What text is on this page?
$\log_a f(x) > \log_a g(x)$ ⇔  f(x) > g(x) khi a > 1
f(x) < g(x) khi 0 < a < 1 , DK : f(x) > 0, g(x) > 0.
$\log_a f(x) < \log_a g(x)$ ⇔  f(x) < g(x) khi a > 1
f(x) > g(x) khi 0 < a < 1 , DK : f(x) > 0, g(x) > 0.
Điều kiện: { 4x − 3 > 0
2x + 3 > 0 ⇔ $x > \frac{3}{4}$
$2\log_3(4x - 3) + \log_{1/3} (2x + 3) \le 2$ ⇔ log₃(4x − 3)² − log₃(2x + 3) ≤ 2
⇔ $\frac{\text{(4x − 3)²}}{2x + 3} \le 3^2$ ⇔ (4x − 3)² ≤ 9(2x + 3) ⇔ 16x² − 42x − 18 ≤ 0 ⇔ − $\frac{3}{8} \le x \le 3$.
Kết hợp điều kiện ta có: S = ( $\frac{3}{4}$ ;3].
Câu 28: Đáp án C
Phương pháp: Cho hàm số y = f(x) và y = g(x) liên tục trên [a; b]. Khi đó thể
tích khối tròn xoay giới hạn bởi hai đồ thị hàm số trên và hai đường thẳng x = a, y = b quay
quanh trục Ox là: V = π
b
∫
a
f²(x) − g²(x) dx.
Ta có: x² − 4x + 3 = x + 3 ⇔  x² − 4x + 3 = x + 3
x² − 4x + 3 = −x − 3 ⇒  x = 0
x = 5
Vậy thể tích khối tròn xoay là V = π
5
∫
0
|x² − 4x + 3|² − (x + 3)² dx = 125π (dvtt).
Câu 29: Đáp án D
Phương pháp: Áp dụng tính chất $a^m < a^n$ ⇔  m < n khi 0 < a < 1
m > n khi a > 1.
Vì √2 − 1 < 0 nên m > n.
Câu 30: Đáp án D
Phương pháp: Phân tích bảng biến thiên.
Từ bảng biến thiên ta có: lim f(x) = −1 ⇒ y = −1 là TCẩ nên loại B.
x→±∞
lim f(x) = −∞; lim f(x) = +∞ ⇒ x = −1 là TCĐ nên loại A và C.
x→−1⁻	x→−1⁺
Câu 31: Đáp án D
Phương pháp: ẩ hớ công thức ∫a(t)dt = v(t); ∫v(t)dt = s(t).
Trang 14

════════════════════

[Task brief]:
Take the entries and copy them out exactly.

[Response below]:
What text is on this page?
$\log_a f(x) > \log_a g(x)$ ⇔  f(x) > g(x) khi a > 1
f(x) < g(x) khi 0 < a < 1 , DK : f(x) > 0, g(x) > 0.
$\log_a f(x) < \log_a g(x)$ ⇔  f(x) < g(x) khi a > 1
f(x) > g(x) khi 0 < a < 1 , DK : f(x) > 0, g(x) > 0.
Điều kiện: { 4x − 3 > 0
2x + 3 > 0 ⇔ $x > \frac{3}{4}$
$2\log_3(4x - 3) + \log_{1/3} (2x + 3) \le 2$ ⇔ log₃(4x − 3)² − log₃(2x + 3) ≤ 2
⇔ $\frac{\text{(4x − 3)²}}{2x + 3} \le 3^2$ ⇔ (4x − 3)² ≤ 9(2x + 3) ⇔ 16x² − 42x − 18 ≤ 0 ⇔ − $\frac{3}{8} \le x \le 3$.
Kết hợp điều kiện ta có: S = ( $\frac{3}{4}$ ;3].
Câu 28: Đáp án C
Phương pháp: Cho hàm số y = f(x) và y = g(x) liên tục trên [a; b]. Khi đó thể
tích khối tròn xoay giới hạn bởi hai đồ thị hàm số trên và hai đường thẳng x = a, y = b quay
quanh trục Ox là: V = π
b
∫
a
f²(x) − g²(x) dx.
Ta có: x² − 4x + 3 = x + 3 ⇔  x² − 4x + 3 = x + 3
x² − 4x + 3 = −x − 3 ⇒  x = 0
x = 5
Vậy thể tích khối tròn xoay là V = π
5
∫
0
|x² − 4x + 3|² − (x + 3)² dx = 125π (dvtt).
Câu 29: Đáp án D
Phương pháp: Áp dụng tính chất $a^m < a^n$ ⇔  m < n khi 0 < a < 1
m > n khi a > 1.
Vì √2 − 1 < 0 nên m > n.
Câu 30: Đáp án D
Phương pháp: Phân tích bảng biến thiên.
Từ bảng biến thiên ta có: lim f(x) = −1 ⇒ y = −1 là TCẩ nên loại B.
x→±∞
lim f(x) = −∞; lim f(x) = +∞ ⇒ x = −1 là TCĐ nên loại A và C.
x→−1⁻	x→−1⁺
Câu 31: Đáp án D
Phương pháp: ẩ hớ công thức ∫a(t)dt = v(t); ∫v(t)dt = s(t).
Trang 14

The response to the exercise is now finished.